WHAT YOU WILL DO: Work through the data below line by line and say how many lines hold "нарастающим"; give only the number.

DATA:
* * * *

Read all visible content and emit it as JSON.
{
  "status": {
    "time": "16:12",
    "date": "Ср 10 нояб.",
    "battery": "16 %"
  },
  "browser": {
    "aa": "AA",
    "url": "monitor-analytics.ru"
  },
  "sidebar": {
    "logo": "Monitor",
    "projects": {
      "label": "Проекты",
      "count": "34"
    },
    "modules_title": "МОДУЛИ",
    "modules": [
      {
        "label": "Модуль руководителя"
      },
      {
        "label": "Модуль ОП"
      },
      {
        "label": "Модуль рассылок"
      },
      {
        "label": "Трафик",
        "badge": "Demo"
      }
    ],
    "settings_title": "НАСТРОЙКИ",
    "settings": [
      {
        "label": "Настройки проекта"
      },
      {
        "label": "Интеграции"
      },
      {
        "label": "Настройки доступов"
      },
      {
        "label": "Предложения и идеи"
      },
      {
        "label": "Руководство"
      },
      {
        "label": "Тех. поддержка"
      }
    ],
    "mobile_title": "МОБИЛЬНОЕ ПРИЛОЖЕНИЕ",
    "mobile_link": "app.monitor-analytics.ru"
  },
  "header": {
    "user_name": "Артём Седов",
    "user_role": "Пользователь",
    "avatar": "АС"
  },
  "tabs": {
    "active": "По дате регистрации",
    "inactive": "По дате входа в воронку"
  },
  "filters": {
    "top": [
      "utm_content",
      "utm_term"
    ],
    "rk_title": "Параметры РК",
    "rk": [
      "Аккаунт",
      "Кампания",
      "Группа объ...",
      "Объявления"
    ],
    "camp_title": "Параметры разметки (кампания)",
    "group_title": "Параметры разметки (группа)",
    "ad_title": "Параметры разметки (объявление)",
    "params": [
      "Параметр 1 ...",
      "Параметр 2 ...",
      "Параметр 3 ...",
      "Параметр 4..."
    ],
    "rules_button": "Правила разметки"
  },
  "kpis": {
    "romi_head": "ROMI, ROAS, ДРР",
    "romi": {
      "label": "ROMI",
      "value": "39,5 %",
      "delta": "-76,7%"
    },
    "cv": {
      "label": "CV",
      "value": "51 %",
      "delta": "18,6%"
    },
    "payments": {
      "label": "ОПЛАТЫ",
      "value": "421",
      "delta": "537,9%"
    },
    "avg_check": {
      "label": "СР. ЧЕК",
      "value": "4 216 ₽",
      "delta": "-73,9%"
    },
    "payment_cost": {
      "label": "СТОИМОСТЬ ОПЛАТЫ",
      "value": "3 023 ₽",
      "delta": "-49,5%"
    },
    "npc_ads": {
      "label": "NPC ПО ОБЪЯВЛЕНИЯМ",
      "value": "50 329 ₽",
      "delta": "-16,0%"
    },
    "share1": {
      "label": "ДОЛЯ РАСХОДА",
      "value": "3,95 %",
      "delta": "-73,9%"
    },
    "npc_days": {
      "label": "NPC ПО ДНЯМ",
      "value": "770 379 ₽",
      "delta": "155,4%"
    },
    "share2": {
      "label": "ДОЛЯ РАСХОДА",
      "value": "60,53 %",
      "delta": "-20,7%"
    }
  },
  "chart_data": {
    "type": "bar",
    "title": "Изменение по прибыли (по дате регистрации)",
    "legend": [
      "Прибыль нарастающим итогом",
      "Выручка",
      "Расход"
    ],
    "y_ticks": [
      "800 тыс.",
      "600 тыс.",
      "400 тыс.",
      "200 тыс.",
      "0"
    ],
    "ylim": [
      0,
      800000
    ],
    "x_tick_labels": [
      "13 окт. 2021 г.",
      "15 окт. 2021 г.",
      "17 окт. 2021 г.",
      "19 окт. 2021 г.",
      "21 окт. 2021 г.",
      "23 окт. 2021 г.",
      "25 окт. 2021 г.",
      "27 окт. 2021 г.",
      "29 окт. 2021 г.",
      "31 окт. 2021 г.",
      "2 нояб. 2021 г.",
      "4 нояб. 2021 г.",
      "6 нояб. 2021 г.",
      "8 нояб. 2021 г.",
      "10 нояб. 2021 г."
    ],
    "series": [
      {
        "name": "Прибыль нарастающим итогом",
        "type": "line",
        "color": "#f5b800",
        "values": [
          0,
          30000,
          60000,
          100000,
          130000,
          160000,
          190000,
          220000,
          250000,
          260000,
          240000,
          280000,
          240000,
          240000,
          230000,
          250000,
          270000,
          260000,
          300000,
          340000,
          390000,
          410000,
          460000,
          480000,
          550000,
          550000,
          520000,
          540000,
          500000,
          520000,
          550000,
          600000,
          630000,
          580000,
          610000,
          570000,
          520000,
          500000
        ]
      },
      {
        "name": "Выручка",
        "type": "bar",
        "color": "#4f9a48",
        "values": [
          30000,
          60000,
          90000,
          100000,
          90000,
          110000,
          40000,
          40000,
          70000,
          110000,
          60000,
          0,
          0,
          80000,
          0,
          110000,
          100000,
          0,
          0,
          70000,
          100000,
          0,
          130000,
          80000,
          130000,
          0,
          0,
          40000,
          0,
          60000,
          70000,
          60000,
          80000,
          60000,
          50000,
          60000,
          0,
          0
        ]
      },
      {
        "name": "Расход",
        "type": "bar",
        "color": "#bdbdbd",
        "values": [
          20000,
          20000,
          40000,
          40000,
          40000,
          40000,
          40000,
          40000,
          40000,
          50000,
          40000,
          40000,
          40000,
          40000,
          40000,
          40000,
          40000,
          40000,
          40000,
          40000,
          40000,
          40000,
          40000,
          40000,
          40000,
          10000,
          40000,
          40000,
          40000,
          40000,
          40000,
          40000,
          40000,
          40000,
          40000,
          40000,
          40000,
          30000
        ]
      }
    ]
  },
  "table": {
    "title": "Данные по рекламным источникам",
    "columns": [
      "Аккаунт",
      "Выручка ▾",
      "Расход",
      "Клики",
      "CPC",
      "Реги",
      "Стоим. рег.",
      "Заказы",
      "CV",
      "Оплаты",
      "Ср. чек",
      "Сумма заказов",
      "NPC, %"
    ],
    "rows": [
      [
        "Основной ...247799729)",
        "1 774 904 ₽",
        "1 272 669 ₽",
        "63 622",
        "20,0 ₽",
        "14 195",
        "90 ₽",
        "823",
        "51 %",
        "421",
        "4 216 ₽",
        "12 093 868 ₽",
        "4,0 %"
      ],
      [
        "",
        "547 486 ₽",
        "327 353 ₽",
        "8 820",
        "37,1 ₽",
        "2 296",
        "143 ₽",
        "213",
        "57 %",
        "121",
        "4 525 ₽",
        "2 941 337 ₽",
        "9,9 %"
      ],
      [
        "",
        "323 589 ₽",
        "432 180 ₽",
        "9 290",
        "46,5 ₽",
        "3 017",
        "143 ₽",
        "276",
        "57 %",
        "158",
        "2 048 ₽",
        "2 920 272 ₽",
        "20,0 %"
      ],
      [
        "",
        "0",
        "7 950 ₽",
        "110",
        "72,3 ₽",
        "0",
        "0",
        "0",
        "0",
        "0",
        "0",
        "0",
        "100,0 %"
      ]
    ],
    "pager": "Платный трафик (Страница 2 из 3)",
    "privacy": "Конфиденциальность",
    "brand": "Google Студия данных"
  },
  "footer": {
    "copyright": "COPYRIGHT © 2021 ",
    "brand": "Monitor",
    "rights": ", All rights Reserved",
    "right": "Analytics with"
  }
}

* * * *

SOLVED PROBLEM: 2